(Layout dataset entries)
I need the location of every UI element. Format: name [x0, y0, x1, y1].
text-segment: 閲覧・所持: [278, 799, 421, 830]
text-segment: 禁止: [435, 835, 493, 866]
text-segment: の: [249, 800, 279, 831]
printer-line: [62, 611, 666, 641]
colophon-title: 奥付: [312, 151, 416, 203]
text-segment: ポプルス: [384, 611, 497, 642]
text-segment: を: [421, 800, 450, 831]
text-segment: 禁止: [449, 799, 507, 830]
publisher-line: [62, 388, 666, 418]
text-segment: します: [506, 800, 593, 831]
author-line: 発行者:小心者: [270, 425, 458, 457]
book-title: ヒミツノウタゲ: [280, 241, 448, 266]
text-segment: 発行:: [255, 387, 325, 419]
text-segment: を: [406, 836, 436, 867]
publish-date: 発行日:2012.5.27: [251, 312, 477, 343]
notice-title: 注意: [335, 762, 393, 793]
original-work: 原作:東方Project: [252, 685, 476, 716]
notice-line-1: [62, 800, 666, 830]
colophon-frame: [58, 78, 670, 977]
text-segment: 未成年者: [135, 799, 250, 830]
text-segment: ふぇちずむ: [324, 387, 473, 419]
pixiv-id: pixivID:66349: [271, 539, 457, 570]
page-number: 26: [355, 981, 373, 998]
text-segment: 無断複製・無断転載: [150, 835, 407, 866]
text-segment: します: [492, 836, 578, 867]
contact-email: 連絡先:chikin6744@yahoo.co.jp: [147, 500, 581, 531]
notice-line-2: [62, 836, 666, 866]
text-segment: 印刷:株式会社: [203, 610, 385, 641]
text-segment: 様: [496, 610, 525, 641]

- JOB: List each line of the data above that contains the string "title".

- ANSWER TO THE EXERCISE:
colophon-title: 奥付: [312, 151, 416, 203]
book-title: ヒミツノウタゲ: [280, 241, 448, 266]
notice-title: 注意: [335, 762, 393, 793]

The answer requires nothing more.